**Records about charts and figures:**

═══

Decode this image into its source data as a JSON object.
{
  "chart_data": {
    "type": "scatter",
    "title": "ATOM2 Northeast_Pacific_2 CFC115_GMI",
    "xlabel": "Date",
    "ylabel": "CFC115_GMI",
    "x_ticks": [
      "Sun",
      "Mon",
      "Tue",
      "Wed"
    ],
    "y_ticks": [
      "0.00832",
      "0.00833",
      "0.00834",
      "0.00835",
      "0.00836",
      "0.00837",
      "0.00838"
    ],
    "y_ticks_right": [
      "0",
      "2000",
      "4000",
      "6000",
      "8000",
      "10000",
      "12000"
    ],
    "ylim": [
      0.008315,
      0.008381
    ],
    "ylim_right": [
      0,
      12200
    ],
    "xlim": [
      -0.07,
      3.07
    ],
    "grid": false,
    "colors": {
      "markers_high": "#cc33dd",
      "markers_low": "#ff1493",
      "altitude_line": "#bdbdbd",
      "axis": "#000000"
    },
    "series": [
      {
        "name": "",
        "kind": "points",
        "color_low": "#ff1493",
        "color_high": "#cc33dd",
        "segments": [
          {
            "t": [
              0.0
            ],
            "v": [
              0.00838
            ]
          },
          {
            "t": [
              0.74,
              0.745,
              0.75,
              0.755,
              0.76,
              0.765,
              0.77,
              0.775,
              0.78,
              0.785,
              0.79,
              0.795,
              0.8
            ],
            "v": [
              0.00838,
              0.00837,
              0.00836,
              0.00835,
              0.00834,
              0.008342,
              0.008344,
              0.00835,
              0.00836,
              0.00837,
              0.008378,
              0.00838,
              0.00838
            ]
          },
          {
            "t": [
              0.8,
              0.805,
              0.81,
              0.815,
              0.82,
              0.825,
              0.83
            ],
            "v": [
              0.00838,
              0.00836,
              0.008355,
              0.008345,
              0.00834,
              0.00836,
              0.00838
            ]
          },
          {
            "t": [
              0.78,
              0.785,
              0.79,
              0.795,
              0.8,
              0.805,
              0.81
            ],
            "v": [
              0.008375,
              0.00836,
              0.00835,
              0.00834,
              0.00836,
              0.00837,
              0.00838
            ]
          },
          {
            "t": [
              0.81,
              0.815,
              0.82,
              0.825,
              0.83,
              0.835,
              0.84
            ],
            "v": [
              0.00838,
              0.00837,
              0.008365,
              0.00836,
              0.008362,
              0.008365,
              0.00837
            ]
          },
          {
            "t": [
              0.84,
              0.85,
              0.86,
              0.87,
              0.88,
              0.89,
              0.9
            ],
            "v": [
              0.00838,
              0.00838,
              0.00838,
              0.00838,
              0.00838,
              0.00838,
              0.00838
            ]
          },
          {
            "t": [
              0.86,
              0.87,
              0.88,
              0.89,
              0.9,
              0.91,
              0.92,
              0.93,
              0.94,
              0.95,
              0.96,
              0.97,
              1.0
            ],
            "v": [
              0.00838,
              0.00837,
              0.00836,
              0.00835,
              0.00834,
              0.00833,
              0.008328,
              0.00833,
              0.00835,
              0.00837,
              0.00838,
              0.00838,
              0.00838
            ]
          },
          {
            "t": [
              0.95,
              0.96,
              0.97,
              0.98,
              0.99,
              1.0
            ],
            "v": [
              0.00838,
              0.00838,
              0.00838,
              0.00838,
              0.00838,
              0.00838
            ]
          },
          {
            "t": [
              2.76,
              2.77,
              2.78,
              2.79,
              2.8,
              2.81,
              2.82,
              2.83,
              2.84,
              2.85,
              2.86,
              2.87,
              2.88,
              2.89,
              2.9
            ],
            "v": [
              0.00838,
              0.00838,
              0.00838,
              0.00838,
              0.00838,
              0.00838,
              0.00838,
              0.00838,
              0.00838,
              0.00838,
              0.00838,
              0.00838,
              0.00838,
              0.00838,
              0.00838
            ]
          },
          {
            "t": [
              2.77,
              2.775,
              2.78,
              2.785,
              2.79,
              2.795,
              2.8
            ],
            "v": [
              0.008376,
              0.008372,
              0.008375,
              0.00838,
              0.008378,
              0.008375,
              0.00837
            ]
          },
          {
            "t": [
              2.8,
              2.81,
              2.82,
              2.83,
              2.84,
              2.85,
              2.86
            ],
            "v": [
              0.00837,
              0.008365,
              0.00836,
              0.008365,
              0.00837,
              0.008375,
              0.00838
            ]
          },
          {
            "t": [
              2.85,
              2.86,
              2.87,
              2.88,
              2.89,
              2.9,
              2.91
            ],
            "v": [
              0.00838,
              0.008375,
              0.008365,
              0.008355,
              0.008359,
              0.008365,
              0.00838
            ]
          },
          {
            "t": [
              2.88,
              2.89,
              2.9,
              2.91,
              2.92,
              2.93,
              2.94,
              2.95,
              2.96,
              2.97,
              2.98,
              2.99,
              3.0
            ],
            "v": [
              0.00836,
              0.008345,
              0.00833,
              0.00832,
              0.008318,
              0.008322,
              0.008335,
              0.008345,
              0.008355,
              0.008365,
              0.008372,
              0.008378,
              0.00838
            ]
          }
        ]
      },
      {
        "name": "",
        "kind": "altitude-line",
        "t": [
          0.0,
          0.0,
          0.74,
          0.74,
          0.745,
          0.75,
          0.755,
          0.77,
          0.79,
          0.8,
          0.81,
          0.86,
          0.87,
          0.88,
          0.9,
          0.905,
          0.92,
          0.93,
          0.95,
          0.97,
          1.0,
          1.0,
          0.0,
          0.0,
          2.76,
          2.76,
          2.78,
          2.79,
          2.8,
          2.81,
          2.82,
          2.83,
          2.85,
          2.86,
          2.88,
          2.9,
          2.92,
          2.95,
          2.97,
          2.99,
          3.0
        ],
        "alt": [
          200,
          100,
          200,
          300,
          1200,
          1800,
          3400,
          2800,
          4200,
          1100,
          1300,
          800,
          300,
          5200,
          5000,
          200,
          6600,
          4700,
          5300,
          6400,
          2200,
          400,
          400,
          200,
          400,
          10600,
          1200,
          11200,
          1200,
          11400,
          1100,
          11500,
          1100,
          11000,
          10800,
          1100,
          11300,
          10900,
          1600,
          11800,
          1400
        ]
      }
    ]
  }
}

═══

**Objective:** All the data must be duplicated exactly, with nothing added or removed.

**Result for this exercise:**
Decode this image into its source data as a JSON object.
{
  "chart_data": {
    "type": "scatter",
    "title": "ATOM2 Northeast_Pacific_2 CFC115_GMI",
    "xlabel": "Date",
    "ylabel": "CFC115_GMI",
    "x_ticks": [
      "Sun",
      "Mon",
      "Tue",
      "Wed"
    ],
    "y_ticks": [
      "0.00832",
      "0.00833",
      "0.00834",
      "0.00835",
      "0.00836",
      "0.00837",
      "0.00838"
    ],
    "y_ticks_right": [
      "0",
      "2000",
      "4000",
      "6000",
      "8000",
      "10000",
      "12000"
    ],
    "ylim": [
      0.008315,
      0.008381
    ],
    "ylim_right": [
      0,
      12200
    ],
    "xlim": [
      -0.07,
      3.07
    ],
    "grid": false,
    "colors": {
      "markers_high": "#cc33dd",
      "markers_low": "#ff1493",
      "altitude_line": "#bdbdbd",
      "axis": "#000000"
    },
    "series": [
      {
        "name": "",
        "kind": "points",
        "color_low": "#ff1493",
        "color_high": "#cc33dd",
        "segments": [
          {
            "t": [
              0.0
            ],
            "v": [
              0.00838
            ]
          },
          {
            "t": [
              0.74,
              0.745,
              0.75,
              0.755,
              0.76,
              0.765,
              0.77,
              0.775,
              0.78,
              0.785,
              0.79,
              0.795,
              0.8
            ],
            "v": [
              0.00838,
              0.00837,
              0.00836,
              0.00835,
              0.00834,
              0.008342,
              0.008344,
              0.00835,
              0.00836,
              0.00837,
              0.008378,
              0.00838,
              0.00838
            ]
          },
          {
            "t": [
              0.8,
              0.805,
              0.81,
              0.815,
              0.82,
              0.825,
              0.83
            ],
            "v": [
              0.00838,
              0.00836,
              0.008355,
              0.008345,
              0.00834,
              0.00836,
              0.00838
            ]
          },
          {
            "t": [
              0.78,
              0.785,
              0.79,
              0.795,
              0.8,
              0.805,
              0.81
            ],
            "v": [
              0.008375,
              0.00836,
              0.00835,
              0.00834,
              0.00836,
              0.00837,
              0.00838
            ]
          },
          {
            "t": [
              0.81,
              0.815,
              0.82,
              0.825,
              0.83,
              0.835,
              0.84
            ],
            "v": [
              0.00838,
              0.00837,
              0.008365,
              0.00836,
              0.008362,
              0.008365,
              0.00837
            ]
          },
          {
            "t": [
              0.84,
              0.85,
              0.86,
              0.87,
              0.88,
              0.89,
              0.9
            ],
            "v": [
              0.00838,
              0.00838,
              0.00838,
              0.00838,
              0.00838,
              0.00838,
              0.00838
            ]
          },
          {
            "t": [
              0.86,
              0.87,
              0.88,
              0.89,
              0.9,
              0.91,
              0.92,
              0.93,
              0.94,
              0.95,
              0.96,
              0.97,
              1.0
            ],
            "v": [
              0.00838,
              0.00837,
              0.00836,
              0.00835,
              0.00834,
              0.00833,
              0.008328,
              0.00833,
              0.00835,
              0.00837,
              0.00838,
              0.00838,
              0.00838
            ]
          },
          {
            "t": [
              0.95,
              0.96,
              0.97,
              0.98,
              0.99,
              1.0
            ],
            "v": [
              0.00838,
              0.00838,
              0.00838,
              0.00838,
              0.00838,
              0.00838
            ]
          },
          {
            "t": [
              2.76,
              2.77,
              2.78,
              2.79,
              2.8,
              2.81,
              2.82,
              2.83,
              2.84,
              2.85,
              2.86,
              2.87,
              2.88,
              2.89,
              2.9
            ],
            "v": [
              0.00838,
              0.00838,
              0.00838,
              0.00838,
              0.00838,
              0.00838,
              0.00838,
              0.00838,
              0.00838,
              0.00838,
              0.00838,
              0.00838,
              0.00838,
              0.00838,
              0.00838
            ]
          },
          {
            "t": [
              2.77,
              2.775,
              2.78,
              2.785,
              2.79,
              2.795,
              2.8
            ],
            "v": [
              0.008376,
              0.008372,
              0.008375,
              0.00838,
              0.008378,
              0.008375,
              0.00837
            ]
          },
          {
            "t": [
              2.8,
              2.81,
              2.82,
              2.83,
              2.84,
              2.85,
              2.86
            ],
            "v": [
              0.00837,
              0.008365,
              0.00836,
              0.008365,
              0.00837,
              0.008375,
              0.00838
            ]
          },
          {
            "t": [
              2.85,
              2.86,
              2.87,
              2.88,
              2.89,
              2.9,
              2.91
            ],
            "v": [
              0.00838,
              0.008375,
              0.008365,
              0.008355,
              0.008359,
              0.008365,
              0.00838
            ]
          },
          {
            "t": [
              2.88,
              2.89,
              2.9,
              2.91,
              2.92,
              2.93,
              2.94,
              2.95,
              2.96,
              2.97,
              2.98,
              2.99,
              3.0
            ],
            "v": [
              0.00836,
              0.008345,
              0.00833,
              0.00832,
              0.008318,
              0.008322,
              0.008335,
              0.008345,
              0.008355,
              0.008365,
              0.008372,
              0.008378,
              0.00838
            ]
          }
        ]
      },
      {
        "name": "",
        "kind": "altitude-line",
        "t": [
          0.0,
          0.0,
          0.74,
          0.74,
          0.745,
          0.75,
          0.755,
          0.77,
          0.79,
          0.8,
          0.81,
          0.86,
          0.87,
          0.88,
          0.9,
          0.905,
          0.92,
          0.93,
          0.95,
          0.97,
          1.0,
          1.0,
          0.0,
          0.0,
          2.76,
          2.76,
          2.78,
          2.79,
          2.8,
          2.81,
          2.82,
          2.83,
          2.85,
          2.86,
          2.88,
          2.9,
          2.92,
          2.95,
          2.97,
          2.99,
          3.0
        ],
        "alt": [
          200,
          100,
          200,
          300,
          1200,
          1800,
          3400,
          2800,
          4200,
          1100,
          1300,
          800,
          300,
          5200,
          5000,
          200,
          6600,
          4700,
          5300,
          6400,
          2200,
          400,
          400,
          200,
          400,
          10600,
          1200,
          11200,
          1200,
          11400,
          1100,
          11500,
          1100,
          11000,
          10800,
          1100,
          11300,
          10900,
          1600,
          11800,
          1400
        ]
      }
    ]
  }
}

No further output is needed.